§ **Task to complete**
Please output the lines shown below exactly as they appear.

Stored data entries:
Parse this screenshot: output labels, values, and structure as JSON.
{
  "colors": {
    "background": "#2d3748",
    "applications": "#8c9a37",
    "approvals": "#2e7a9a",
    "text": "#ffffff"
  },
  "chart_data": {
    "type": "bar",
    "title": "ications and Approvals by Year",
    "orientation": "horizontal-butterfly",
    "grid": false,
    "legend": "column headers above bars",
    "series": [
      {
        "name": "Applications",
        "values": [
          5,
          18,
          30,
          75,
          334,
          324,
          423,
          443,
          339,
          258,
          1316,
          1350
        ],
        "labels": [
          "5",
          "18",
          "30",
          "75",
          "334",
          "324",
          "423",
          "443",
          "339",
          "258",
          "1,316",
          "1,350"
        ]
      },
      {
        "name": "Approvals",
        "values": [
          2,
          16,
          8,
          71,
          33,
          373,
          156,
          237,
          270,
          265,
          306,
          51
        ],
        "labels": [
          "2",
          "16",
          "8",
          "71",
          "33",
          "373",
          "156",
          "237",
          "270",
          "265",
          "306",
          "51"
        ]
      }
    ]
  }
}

§ **Response**
Parse this screenshot: output labels, values, and structure as JSON.
{
  "colors": {
    "background": "#2d3748",
    "applications": "#8c9a37",
    "approvals": "#2e7a9a",
    "text": "#ffffff"
  },
  "chart_data": {
    "type": "bar",
    "title": "ications and Approvals by Year",
    "orientation": "horizontal-butterfly",
    "grid": false,
    "legend": "column headers above bars",
    "series": [
      {
        "name": "Applications",
        "values": [
          5,
          18,
          30,
          75,
          334,
          324,
          423,
          443,
          339,
          258,
          1316,
          1350
        ],
        "labels": [
          "5",
          "18",
          "30",
          "75",
          "334",
          "324",
          "423",
          "443",
          "339",
          "258",
          "1,316",
          "1,350"
        ]
      },
      {
        "name": "Approvals",
        "values": [
          2,
          16,
          8,
          71,
          33,
          373,
          156,
          237,
          270,
          265,
          306,
          51
        ],
        "labels": [
          "2",
          "16",
          "8",
          "71",
          "33",
          "373",
          "156",
          "237",
          "270",
          "265",
          "306",
          "51"
        ]
      }
    ]
  }
}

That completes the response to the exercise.